:: The problem ::
Extract every row below and copy each line out word for word, with nothing changed.

(Element and region data)

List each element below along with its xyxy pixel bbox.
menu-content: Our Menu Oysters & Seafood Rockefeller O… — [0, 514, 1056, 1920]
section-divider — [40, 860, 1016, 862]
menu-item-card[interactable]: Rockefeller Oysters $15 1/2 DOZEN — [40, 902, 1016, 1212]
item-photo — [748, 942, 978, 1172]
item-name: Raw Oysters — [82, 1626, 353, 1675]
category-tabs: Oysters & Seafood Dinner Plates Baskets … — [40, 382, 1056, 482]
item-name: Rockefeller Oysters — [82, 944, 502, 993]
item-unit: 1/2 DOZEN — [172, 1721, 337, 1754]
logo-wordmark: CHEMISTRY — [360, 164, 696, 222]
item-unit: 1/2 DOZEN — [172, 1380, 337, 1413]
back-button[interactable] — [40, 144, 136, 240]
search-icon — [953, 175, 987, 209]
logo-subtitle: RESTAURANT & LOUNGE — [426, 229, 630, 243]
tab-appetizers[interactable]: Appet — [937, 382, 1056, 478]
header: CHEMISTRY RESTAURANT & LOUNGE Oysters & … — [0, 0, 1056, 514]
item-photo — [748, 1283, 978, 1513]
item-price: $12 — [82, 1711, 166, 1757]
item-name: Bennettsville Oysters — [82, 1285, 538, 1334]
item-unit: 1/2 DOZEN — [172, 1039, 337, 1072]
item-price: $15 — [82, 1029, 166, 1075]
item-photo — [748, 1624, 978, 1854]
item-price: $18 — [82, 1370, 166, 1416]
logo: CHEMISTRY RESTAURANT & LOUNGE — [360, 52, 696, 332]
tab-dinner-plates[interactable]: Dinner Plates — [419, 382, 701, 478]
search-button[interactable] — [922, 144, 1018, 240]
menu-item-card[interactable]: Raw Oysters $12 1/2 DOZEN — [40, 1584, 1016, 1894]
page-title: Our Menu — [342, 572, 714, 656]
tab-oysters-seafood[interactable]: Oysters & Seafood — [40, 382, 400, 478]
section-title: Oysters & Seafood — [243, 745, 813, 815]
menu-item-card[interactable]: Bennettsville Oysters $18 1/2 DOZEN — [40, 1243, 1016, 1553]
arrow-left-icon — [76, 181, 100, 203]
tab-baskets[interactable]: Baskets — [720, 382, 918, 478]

:: Completed task ::
List each element below along with its xyxy pixel bbox.
menu-content: Our Menu Oysters & Seafood Rockefeller O… — [0, 514, 1056, 1920]
section-divider — [40, 860, 1016, 862]
menu-item-card[interactable]: Rockefeller Oysters $15 1/2 DOZEN — [40, 902, 1016, 1212]
item-photo — [748, 942, 978, 1172]
item-name: Raw Oysters — [82, 1626, 353, 1675]
category-tabs: Oysters & Seafood Dinner Plates Baskets … — [40, 382, 1056, 482]
item-name: Rockefeller Oysters — [82, 944, 502, 993]
item-unit: 1/2 DOZEN — [172, 1721, 337, 1754]
logo-wordmark: CHEMISTRY — [360, 164, 696, 222]
item-unit: 1/2 DOZEN — [172, 1380, 337, 1413]
back-button[interactable] — [40, 144, 136, 240]
search-icon — [953, 175, 987, 209]
logo-subtitle: RESTAURANT & LOUNGE — [426, 229, 630, 243]
tab-appetizers[interactable]: Appet — [937, 382, 1056, 478]
header: CHEMISTRY RESTAURANT & LOUNGE Oysters & … — [0, 0, 1056, 514]
item-photo — [748, 1283, 978, 1513]
item-price: $12 — [82, 1711, 166, 1757]
item-name: Bennettsville Oysters — [82, 1285, 538, 1334]
item-unit: 1/2 DOZEN — [172, 1039, 337, 1072]
item-price: $15 — [82, 1029, 166, 1075]
item-photo — [748, 1624, 978, 1854]
item-price: $18 — [82, 1370, 166, 1416]
logo: CHEMISTRY RESTAURANT & LOUNGE — [360, 52, 696, 332]
tab-dinner-plates[interactable]: Dinner Plates — [419, 382, 701, 478]
search-button[interactable] — [922, 144, 1018, 240]
menu-item-card[interactable]: Raw Oysters $12 1/2 DOZEN — [40, 1584, 1016, 1894]
page-title: Our Menu — [342, 572, 714, 656]
tab-oysters-seafood[interactable]: Oysters & Seafood — [40, 382, 400, 478]
section-title: Oysters & Seafood — [243, 745, 813, 815]
menu-item-card[interactable]: Bennettsville Oysters $18 1/2 DOZEN — [40, 1243, 1016, 1553]
arrow-left-icon — [76, 181, 100, 203]
tab-baskets[interactable]: Baskets — [720, 382, 918, 478]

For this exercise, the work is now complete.